#### [EXERCISE INSTRUCTIONS]
Pick out each line containing the string "content" and copy it.

#### [Figure dataset records]
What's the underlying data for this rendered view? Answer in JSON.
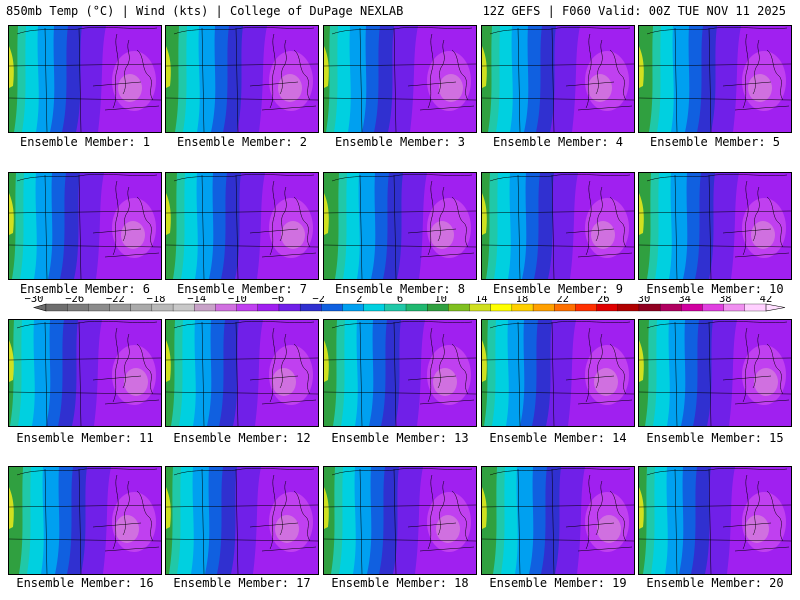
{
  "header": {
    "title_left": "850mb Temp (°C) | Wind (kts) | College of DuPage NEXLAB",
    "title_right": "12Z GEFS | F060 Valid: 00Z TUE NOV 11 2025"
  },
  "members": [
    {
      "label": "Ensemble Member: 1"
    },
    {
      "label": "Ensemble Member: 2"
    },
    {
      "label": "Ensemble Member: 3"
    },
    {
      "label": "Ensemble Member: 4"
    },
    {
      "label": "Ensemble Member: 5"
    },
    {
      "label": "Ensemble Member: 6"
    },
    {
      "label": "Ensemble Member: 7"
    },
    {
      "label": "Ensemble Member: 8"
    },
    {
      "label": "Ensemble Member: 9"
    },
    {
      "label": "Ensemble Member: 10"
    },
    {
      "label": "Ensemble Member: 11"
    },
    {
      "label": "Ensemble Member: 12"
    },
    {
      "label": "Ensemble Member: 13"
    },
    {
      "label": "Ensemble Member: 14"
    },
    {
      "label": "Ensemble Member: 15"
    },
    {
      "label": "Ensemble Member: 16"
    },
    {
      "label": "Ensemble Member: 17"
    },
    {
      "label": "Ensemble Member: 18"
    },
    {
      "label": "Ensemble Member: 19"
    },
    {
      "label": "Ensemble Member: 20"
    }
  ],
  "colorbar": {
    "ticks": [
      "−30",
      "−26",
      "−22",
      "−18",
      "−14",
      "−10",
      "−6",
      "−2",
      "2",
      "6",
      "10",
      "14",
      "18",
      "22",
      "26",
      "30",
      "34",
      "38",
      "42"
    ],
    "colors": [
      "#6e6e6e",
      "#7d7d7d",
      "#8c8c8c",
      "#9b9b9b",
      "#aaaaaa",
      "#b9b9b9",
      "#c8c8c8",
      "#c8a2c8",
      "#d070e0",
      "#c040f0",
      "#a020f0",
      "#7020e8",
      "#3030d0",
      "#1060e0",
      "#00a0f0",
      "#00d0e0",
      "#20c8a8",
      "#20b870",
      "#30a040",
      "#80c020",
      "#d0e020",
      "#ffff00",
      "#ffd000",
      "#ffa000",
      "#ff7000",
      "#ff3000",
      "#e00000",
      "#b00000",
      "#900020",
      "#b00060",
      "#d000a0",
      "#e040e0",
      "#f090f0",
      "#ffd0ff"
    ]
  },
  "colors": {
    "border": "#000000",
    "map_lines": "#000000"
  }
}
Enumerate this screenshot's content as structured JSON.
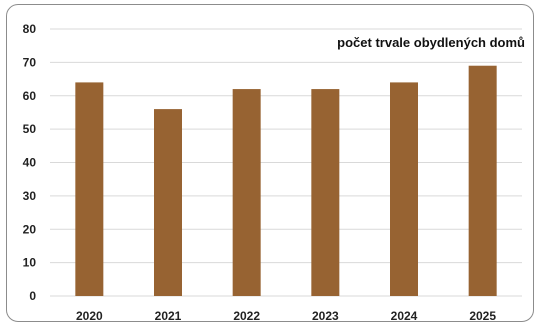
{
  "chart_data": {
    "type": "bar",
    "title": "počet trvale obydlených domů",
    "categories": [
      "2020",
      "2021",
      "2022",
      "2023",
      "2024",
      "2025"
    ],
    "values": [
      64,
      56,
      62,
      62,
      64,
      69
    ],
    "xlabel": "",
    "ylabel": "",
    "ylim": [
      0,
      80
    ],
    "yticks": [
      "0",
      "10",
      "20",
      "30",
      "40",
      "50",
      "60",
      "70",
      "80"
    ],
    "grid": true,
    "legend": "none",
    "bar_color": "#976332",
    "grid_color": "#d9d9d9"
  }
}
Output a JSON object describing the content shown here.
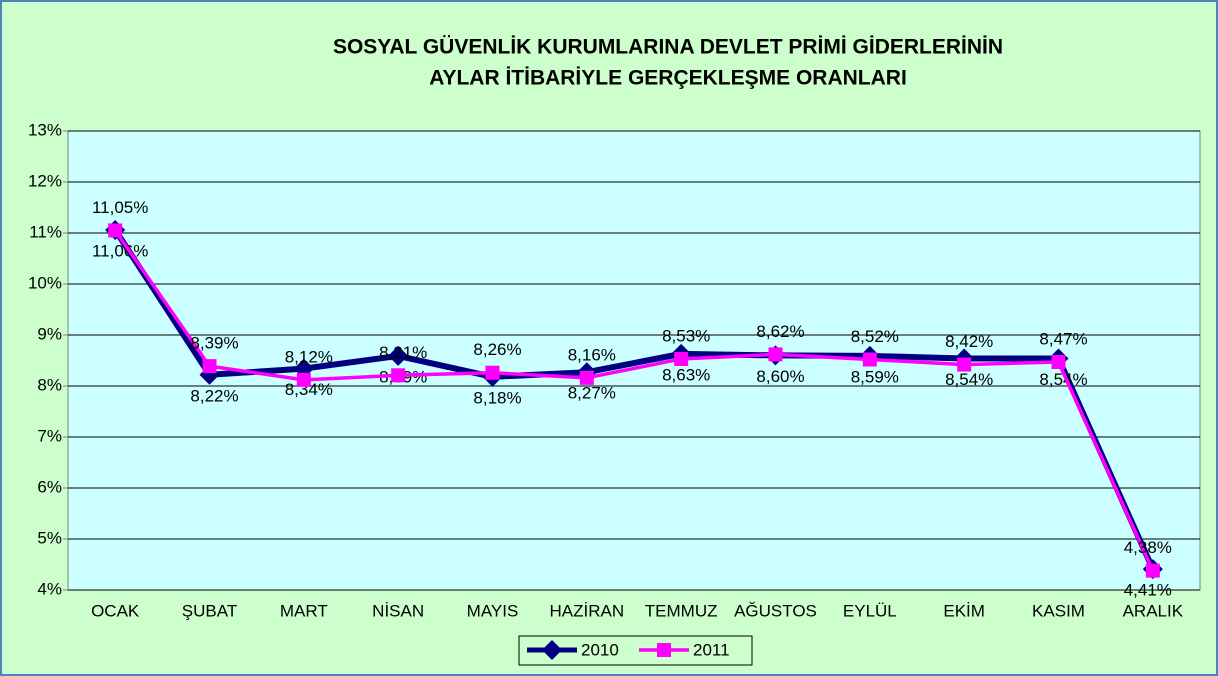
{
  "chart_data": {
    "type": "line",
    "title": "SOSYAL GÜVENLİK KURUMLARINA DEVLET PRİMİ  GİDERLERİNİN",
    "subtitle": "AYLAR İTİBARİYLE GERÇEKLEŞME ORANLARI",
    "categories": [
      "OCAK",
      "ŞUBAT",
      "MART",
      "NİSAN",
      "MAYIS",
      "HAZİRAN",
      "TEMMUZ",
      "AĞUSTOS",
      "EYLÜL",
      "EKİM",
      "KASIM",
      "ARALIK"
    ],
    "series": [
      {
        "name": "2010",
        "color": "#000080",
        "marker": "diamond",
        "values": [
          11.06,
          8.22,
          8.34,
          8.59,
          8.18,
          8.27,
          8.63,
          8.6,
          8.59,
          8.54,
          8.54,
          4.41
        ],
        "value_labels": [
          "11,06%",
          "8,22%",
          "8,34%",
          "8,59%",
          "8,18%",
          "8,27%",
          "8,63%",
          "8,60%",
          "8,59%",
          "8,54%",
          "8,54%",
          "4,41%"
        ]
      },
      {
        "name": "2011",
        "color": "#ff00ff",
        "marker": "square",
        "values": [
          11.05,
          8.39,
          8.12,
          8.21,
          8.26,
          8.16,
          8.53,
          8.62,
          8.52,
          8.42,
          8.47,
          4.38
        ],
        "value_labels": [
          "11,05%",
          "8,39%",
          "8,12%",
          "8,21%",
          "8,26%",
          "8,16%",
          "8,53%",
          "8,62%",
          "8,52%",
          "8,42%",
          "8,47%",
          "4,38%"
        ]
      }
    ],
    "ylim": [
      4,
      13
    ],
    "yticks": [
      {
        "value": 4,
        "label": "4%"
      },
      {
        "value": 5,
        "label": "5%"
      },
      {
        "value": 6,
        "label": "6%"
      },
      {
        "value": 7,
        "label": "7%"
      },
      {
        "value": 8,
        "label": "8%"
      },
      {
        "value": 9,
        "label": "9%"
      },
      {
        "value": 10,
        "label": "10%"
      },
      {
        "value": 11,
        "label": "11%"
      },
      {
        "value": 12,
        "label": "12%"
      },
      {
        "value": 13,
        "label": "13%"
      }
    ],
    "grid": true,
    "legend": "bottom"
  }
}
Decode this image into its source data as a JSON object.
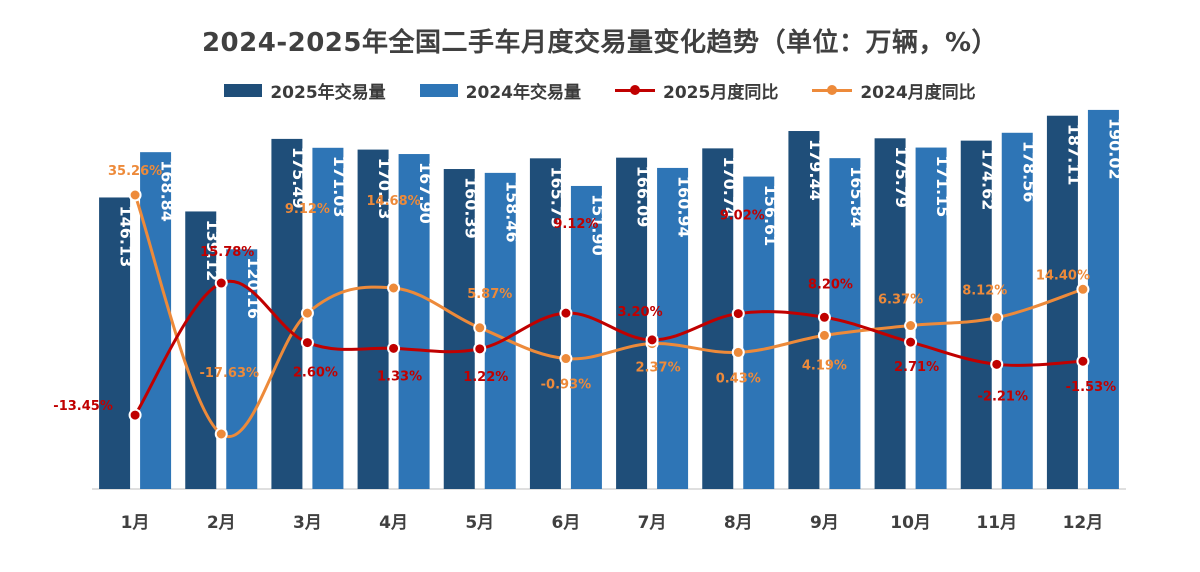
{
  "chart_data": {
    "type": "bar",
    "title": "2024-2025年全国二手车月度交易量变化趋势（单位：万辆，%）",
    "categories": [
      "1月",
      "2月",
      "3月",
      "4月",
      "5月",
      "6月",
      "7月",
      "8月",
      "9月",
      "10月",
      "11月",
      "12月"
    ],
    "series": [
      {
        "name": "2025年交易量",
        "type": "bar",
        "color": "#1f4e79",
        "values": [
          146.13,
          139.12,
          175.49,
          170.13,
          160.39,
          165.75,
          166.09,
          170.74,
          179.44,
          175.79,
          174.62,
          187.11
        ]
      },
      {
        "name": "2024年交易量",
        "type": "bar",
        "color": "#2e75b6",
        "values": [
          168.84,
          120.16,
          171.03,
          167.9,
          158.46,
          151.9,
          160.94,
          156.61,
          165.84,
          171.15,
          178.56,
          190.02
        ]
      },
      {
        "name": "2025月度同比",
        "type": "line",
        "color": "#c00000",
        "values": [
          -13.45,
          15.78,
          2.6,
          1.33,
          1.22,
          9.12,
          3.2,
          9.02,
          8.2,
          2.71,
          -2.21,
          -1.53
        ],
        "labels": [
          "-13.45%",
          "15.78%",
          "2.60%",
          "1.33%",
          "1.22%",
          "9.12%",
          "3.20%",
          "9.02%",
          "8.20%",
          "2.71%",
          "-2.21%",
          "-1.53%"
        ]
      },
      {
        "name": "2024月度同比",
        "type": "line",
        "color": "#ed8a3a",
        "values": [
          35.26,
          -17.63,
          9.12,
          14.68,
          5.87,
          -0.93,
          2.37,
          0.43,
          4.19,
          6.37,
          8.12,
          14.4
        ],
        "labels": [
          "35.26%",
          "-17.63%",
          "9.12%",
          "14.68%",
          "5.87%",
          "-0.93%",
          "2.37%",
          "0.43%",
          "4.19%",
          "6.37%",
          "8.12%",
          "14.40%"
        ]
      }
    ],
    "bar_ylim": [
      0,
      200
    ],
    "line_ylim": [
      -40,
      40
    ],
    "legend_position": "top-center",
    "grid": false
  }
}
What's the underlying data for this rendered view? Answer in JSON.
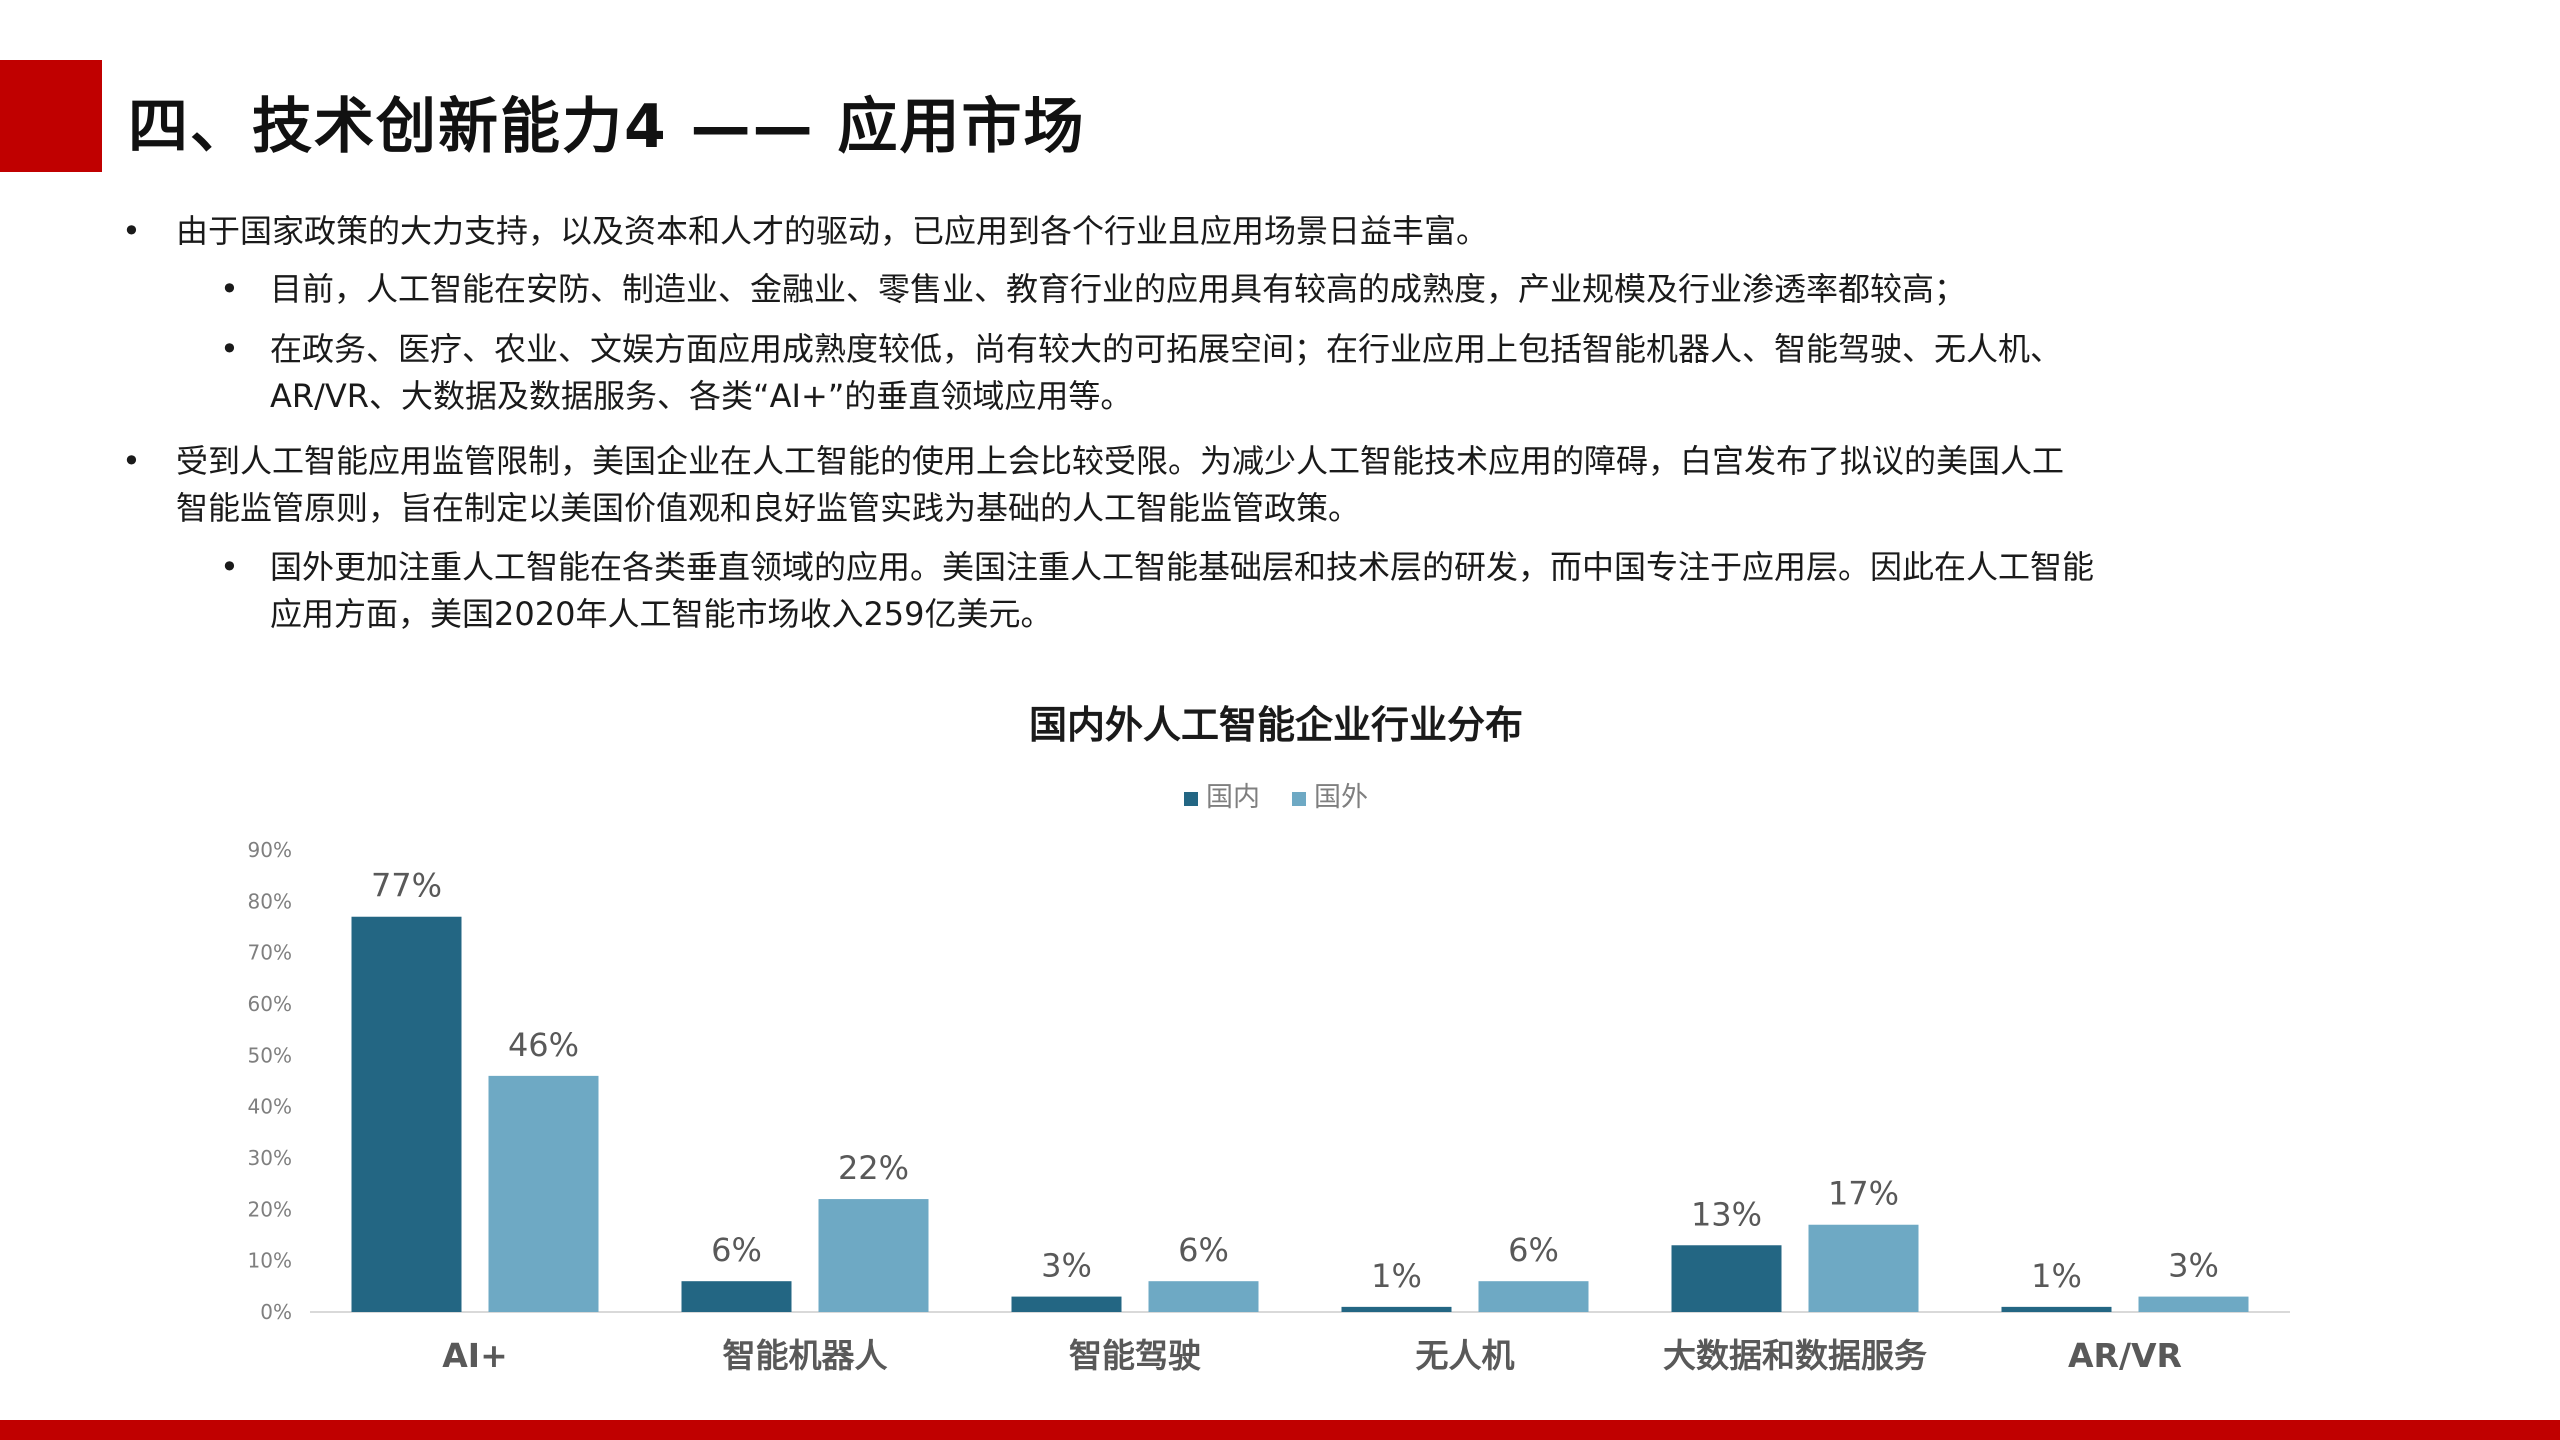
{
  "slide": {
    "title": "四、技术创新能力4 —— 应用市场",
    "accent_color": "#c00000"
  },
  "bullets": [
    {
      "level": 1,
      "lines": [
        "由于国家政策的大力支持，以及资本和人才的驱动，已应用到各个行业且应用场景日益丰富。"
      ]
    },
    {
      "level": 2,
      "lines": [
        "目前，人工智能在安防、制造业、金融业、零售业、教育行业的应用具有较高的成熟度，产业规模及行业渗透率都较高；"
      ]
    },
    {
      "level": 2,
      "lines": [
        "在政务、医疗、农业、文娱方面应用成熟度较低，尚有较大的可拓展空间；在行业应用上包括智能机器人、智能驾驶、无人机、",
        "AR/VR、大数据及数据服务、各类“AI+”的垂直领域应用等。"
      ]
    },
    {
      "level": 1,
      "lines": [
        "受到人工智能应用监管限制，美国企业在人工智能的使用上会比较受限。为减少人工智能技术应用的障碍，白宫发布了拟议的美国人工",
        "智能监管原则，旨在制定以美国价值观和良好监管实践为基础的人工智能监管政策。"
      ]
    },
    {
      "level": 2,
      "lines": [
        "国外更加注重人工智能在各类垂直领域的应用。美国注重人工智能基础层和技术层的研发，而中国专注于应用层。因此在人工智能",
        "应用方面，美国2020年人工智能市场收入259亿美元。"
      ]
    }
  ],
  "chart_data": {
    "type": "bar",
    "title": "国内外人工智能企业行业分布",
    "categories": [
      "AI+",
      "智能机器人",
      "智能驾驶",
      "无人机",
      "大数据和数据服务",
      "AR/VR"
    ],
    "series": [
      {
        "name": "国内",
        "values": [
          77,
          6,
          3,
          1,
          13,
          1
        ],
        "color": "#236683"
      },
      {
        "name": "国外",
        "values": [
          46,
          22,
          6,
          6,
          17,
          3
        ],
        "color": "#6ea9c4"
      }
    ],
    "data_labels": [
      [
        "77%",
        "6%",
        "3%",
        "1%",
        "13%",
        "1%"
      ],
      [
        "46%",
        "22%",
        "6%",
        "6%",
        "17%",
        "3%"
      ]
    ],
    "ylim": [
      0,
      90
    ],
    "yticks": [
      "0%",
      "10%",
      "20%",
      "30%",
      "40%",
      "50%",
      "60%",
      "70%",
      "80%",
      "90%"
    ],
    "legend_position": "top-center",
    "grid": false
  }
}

#### [TASK OUTPUT]
Enumerate this screenshot's content as structured JSON.
Output a JSON object describing the content shown here.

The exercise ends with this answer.